» Task brief
Omit the images. Copy each entry word for word.

══ Records shown

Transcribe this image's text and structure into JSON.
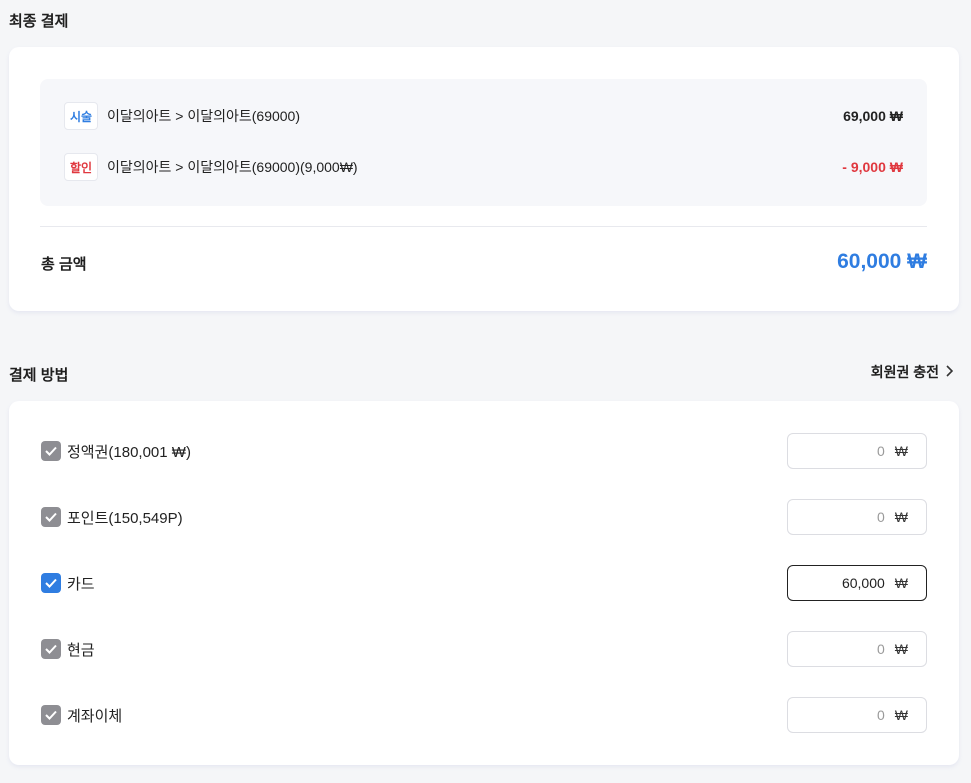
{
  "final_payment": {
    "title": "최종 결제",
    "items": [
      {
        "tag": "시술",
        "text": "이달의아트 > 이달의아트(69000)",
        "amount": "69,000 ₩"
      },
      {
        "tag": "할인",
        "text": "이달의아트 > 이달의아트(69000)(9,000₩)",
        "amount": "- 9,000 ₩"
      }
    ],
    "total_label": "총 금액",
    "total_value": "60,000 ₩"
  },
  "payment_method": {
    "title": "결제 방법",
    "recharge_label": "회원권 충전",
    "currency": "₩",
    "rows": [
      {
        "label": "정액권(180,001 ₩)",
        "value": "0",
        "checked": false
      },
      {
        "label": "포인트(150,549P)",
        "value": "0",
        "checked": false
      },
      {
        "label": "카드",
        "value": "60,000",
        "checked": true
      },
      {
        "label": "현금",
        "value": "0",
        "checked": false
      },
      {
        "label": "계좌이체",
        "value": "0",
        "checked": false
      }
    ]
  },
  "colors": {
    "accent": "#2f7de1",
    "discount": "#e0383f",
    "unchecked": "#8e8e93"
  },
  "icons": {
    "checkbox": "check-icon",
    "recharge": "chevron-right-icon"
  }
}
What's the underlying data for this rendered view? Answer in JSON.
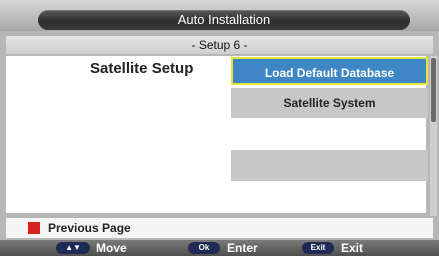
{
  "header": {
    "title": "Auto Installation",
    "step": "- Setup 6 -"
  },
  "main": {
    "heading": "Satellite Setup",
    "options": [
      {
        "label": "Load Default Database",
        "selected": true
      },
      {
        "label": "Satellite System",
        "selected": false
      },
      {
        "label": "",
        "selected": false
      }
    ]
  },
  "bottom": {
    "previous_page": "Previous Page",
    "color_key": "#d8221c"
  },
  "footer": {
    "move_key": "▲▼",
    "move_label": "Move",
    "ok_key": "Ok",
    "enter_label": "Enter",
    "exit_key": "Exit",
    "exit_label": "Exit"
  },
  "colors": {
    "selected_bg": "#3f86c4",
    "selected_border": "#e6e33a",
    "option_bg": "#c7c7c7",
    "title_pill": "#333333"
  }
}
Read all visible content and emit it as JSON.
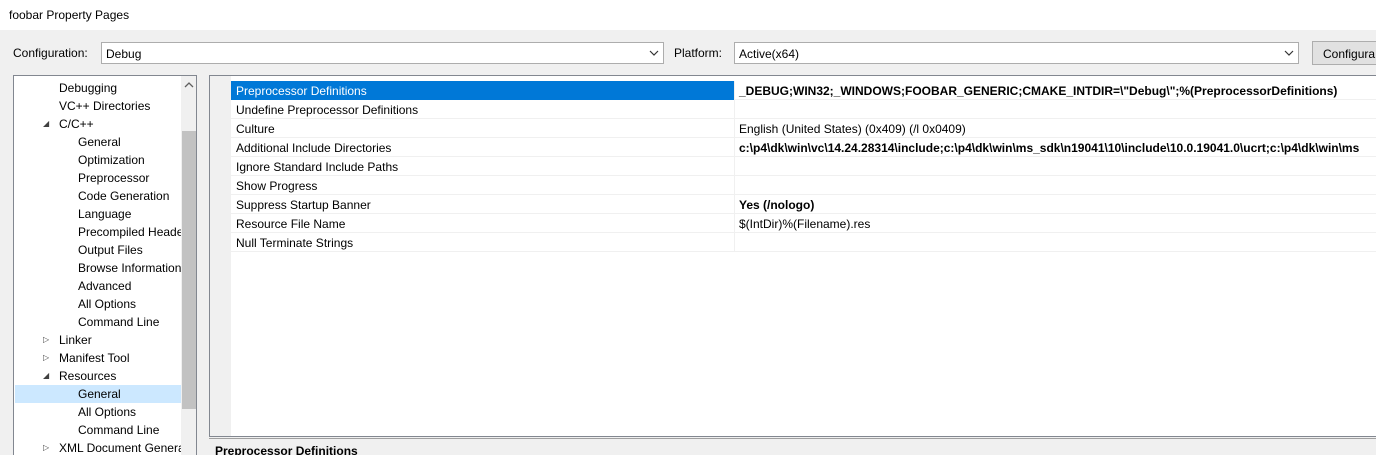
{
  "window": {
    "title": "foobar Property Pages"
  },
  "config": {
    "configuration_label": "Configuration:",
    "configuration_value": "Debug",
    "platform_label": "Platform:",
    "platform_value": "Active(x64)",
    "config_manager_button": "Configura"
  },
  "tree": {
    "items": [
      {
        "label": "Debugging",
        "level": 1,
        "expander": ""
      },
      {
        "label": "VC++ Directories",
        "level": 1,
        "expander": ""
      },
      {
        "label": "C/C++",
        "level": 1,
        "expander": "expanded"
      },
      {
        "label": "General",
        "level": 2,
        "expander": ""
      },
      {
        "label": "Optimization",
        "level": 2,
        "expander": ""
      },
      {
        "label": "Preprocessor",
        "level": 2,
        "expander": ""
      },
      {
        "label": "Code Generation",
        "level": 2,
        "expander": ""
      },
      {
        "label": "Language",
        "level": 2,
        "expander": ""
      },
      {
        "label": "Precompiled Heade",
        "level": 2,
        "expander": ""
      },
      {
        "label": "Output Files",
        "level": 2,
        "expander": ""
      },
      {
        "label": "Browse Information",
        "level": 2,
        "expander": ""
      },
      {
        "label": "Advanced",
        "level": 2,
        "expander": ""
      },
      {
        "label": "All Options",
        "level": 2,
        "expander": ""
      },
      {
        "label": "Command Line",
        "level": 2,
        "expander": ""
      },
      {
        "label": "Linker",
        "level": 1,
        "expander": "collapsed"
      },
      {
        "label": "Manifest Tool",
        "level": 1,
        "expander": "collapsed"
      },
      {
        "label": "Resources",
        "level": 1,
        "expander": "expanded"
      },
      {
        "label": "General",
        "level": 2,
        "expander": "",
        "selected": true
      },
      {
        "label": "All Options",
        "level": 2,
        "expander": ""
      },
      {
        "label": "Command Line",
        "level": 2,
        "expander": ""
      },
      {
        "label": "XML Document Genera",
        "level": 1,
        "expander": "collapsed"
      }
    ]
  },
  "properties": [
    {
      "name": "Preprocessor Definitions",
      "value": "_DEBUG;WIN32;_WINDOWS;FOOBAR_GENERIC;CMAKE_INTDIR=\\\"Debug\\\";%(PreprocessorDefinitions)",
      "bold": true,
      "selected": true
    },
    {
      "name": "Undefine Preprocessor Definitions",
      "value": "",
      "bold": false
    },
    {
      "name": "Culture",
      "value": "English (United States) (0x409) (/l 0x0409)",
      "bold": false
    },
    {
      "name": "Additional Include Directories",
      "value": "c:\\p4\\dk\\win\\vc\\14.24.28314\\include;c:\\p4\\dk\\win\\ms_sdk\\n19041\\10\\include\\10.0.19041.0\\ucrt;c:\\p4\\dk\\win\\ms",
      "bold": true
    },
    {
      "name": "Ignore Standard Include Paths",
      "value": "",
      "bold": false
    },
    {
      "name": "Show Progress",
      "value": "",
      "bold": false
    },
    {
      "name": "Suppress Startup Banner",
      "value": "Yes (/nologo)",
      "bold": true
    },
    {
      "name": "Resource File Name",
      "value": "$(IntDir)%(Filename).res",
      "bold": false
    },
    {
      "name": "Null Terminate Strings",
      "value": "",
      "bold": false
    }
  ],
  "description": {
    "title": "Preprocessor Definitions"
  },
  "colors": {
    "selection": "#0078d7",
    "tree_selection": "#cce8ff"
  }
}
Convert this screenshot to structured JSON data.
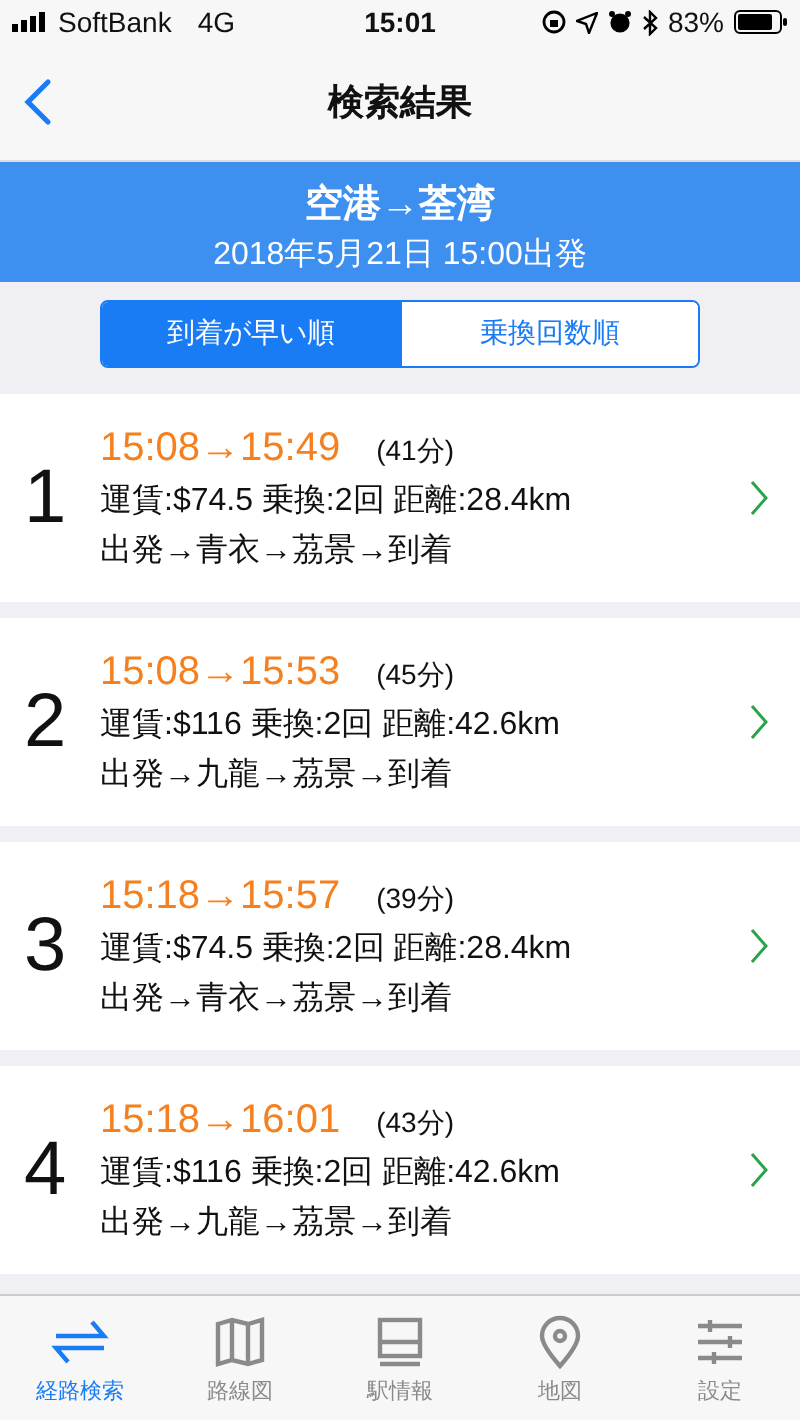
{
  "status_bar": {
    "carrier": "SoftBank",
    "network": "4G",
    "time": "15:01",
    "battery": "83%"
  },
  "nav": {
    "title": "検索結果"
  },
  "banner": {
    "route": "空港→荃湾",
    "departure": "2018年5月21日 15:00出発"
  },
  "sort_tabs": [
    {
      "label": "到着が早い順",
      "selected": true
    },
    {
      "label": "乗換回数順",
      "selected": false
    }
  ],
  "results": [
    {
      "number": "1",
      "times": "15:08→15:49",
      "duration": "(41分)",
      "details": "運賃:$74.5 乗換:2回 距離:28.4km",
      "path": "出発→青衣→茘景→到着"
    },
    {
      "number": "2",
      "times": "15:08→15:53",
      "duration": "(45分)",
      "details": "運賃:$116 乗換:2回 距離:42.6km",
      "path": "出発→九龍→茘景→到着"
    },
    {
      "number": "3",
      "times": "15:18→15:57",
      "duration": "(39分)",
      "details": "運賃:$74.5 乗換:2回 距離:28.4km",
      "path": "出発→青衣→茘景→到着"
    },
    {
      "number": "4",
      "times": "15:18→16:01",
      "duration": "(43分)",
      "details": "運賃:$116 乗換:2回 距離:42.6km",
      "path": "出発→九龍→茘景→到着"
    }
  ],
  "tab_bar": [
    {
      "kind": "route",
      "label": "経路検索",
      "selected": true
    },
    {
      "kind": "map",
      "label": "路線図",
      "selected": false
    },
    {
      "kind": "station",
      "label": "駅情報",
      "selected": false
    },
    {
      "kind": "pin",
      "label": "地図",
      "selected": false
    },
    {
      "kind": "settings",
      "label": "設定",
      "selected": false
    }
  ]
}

════

» Solution for this task
Transcribe this image's text and structure into JSON.
{
  "final_payment": {
    "title": "최종 결제",
    "items": [
      {
        "tag": "시술",
        "text": "이달의아트 > 이달의아트(69000)",
        "amount": "69,000 ₩"
      },
      {
        "tag": "할인",
        "text": "이달의아트 > 이달의아트(69000)(9,000₩)",
        "amount": "- 9,000 ₩"
      }
    ],
    "total_label": "총 금액",
    "total_value": "60,000 ₩"
  },
  "payment_method": {
    "title": "결제 방법",
    "recharge_label": "회원권 충전",
    "currency": "₩",
    "rows": [
      {
        "label": "정액권(180,001 ₩)",
        "value": "0",
        "checked": false
      },
      {
        "label": "포인트(150,549P)",
        "value": "0",
        "checked": false
      },
      {
        "label": "카드",
        "value": "60,000",
        "checked": true
      },
      {
        "label": "현금",
        "value": "0",
        "checked": false
      },
      {
        "label": "계좌이체",
        "value": "0",
        "checked": false
      }
    ]
  },
  "colors": {
    "accent": "#2f7de1",
    "discount": "#e0383f",
    "unchecked": "#8e8e93"
  },
  "icons": {
    "checkbox": "check-icon",
    "recharge": "chevron-right-icon"
  }
}
What's the underlying data for this rendered view? Answer in JSON.
{
  "header": {
    "title": "Auto Installation",
    "step": "- Setup 6 -"
  },
  "main": {
    "heading": "Satellite Setup",
    "options": [
      {
        "label": "Load Default Database",
        "selected": true
      },
      {
        "label": "Satellite System",
        "selected": false
      },
      {
        "label": "",
        "selected": false
      }
    ]
  },
  "bottom": {
    "previous_page": "Previous Page",
    "color_key": "#d8221c"
  },
  "footer": {
    "move_key": "▲▼",
    "move_label": "Move",
    "ok_key": "Ok",
    "enter_label": "Enter",
    "exit_key": "Exit",
    "exit_label": "Exit"
  },
  "colors": {
    "selected_bg": "#3f86c4",
    "selected_border": "#e6e33a",
    "option_bg": "#c7c7c7",
    "title_pill": "#333333"
  }
}
Read all visible content and emit it as JSON.
{
  "window": {
    "title": "foobar Property Pages"
  },
  "config": {
    "configuration_label": "Configuration:",
    "configuration_value": "Debug",
    "platform_label": "Platform:",
    "platform_value": "Active(x64)",
    "config_manager_button": "Configura"
  },
  "tree": {
    "items": [
      {
        "label": "Debugging",
        "level": 1,
        "expander": ""
      },
      {
        "label": "VC++ Directories",
        "level": 1,
        "expander": ""
      },
      {
        "label": "C/C++",
        "level": 1,
        "expander": "expanded"
      },
      {
        "label": "General",
        "level": 2,
        "expander": ""
      },
      {
        "label": "Optimization",
        "level": 2,
        "expander": ""
      },
      {
        "label": "Preprocessor",
        "level": 2,
        "expander": ""
      },
      {
        "label": "Code Generation",
        "level": 2,
        "expander": ""
      },
      {
        "label": "Language",
        "level": 2,
        "expander": ""
      },
      {
        "label": "Precompiled Heade",
        "level": 2,
        "expander": ""
      },
      {
        "label": "Output Files",
        "level": 2,
        "expander": ""
      },
      {
        "label": "Browse Information",
        "level": 2,
        "expander": ""
      },
      {
        "label": "Advanced",
        "level": 2,
        "expander": ""
      },
      {
        "label": "All Options",
        "level": 2,
        "expander": ""
      },
      {
        "label": "Command Line",
        "level": 2,
        "expander": ""
      },
      {
        "label": "Linker",
        "level": 1,
        "expander": "collapsed"
      },
      {
        "label": "Manifest Tool",
        "level": 1,
        "expander": "collapsed"
      },
      {
        "label": "Resources",
        "level": 1,
        "expander": "expanded"
      },
      {
        "label": "General",
        "level": 2,
        "expander": "",
        "selected": true
      },
      {
        "label": "All Options",
        "level": 2,
        "expander": ""
      },
      {
        "label": "Command Line",
        "level": 2,
        "expander": ""
      },
      {
        "label": "XML Document Genera",
        "level": 1,
        "expander": "collapsed"
      }
    ]
  },
  "properties": [
    {
      "name": "Preprocessor Definitions",
      "value": "_DEBUG;WIN32;_WINDOWS;FOOBAR_GENERIC;CMAKE_INTDIR=\\\"Debug\\\";%(PreprocessorDefinitions)",
      "bold": true,
      "selected": true
    },
    {
      "name": "Undefine Preprocessor Definitions",
      "value": "",
      "bold": false
    },
    {
      "name": "Culture",
      "value": "English (United States) (0x409) (/l 0x0409)",
      "bold": false
    },
    {
      "name": "Additional Include Directories",
      "value": "c:\\p4\\dk\\win\\vc\\14.24.28314\\include;c:\\p4\\dk\\win\\ms_sdk\\n19041\\10\\include\\10.0.19041.0\\ucrt;c:\\p4\\dk\\win\\ms",
      "bold": true
    },
    {
      "name": "Ignore Standard Include Paths",
      "value": "",
      "bold": false
    },
    {
      "name": "Show Progress",
      "value": "",
      "bold": false
    },
    {
      "name": "Suppress Startup Banner",
      "value": "Yes (/nologo)",
      "bold": true
    },
    {
      "name": "Resource File Name",
      "value": "$(IntDir)%(Filename).res",
      "bold": false
    },
    {
      "name": "Null Terminate Strings",
      "value": "",
      "bold": false
    }
  ],
  "description": {
    "title": "Preprocessor Definitions"
  },
  "colors": {
    "selection": "#0078d7",
    "tree_selection": "#cce8ff"
  }
}
Convert this screenshot to structured JSON data.
{
  "status_bar": {
    "carrier": "SoftBank",
    "network": "4G",
    "time": "15:01",
    "battery": "83%"
  },
  "nav": {
    "title": "検索結果"
  },
  "banner": {
    "route": "空港→荃湾",
    "departure": "2018年5月21日 15:00出発"
  },
  "sort_tabs": [
    {
      "label": "到着が早い順",
      "selected": true
    },
    {
      "label": "乗換回数順",
      "selected": false
    }
  ],
  "results": [
    {
      "number": "1",
      "times": "15:08→15:49",
      "duration": "(41分)",
      "details": "運賃:$74.5 乗換:2回 距離:28.4km",
      "path": "出発→青衣→茘景→到着"
    },
    {
      "number": "2",
      "times": "15:08→15:53",
      "duration": "(45分)",
      "details": "運賃:$116 乗換:2回 距離:42.6km",
      "path": "出発→九龍→茘景→到着"
    },
    {
      "number": "3",
      "times": "15:18→15:57",
      "duration": "(39分)",
      "details": "運賃:$74.5 乗換:2回 距離:28.4km",
      "path": "出発→青衣→茘景→到着"
    },
    {
      "number": "4",
      "times": "15:18→16:01",
      "duration": "(43分)",
      "details": "運賃:$116 乗換:2回 距離:42.6km",
      "path": "出発→九龍→茘景→到着"
    }
  ],
  "tab_bar": [
    {
      "kind": "route",
      "label": "経路検索",
      "selected": true
    },
    {
      "kind": "map",
      "label": "路線図",
      "selected": false
    },
    {
      "kind": "station",
      "label": "駅情報",
      "selected": false
    },
    {
      "kind": "pin",
      "label": "地図",
      "selected": false
    },
    {
      "kind": "settings",
      "label": "設定",
      "selected": false
    }
  ]
}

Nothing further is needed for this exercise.